**Given problem**.
Search the data below for "label"; list each line that holds it.
--- BEGIN Data in this exercise ---
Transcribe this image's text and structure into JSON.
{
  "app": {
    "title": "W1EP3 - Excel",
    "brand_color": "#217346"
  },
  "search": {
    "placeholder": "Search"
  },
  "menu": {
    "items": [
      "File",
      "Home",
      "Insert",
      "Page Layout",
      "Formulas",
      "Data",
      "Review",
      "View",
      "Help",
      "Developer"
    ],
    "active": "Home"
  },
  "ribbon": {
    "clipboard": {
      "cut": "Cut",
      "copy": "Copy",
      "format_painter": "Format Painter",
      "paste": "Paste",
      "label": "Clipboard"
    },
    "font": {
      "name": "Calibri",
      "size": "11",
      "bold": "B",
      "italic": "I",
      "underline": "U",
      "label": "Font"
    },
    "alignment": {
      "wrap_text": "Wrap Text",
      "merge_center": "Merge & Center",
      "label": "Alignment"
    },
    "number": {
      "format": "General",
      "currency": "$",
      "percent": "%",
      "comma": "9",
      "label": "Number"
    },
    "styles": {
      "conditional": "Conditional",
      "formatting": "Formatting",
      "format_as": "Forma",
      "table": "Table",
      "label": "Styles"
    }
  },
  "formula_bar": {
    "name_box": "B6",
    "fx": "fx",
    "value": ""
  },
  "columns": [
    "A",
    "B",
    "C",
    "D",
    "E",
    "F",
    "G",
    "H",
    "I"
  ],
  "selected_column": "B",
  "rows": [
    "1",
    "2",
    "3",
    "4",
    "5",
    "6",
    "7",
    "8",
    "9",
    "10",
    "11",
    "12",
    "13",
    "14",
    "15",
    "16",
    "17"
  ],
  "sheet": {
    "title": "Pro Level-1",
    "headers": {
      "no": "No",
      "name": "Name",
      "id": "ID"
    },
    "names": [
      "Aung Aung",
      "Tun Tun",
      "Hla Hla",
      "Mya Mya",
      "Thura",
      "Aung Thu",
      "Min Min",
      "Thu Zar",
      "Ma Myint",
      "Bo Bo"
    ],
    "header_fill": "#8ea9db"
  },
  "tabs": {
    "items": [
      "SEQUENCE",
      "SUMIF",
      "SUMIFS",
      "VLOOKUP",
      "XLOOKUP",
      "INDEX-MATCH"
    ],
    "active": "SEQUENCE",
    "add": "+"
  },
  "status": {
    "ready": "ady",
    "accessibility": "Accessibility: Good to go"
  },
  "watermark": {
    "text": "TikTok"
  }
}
--- END Data in this exercise ---
**Answer below**.
      "label": "Clipboard"
      "label": "Font"
      "label": "Alignment"
      "label": "Number"
      "label": "Styles"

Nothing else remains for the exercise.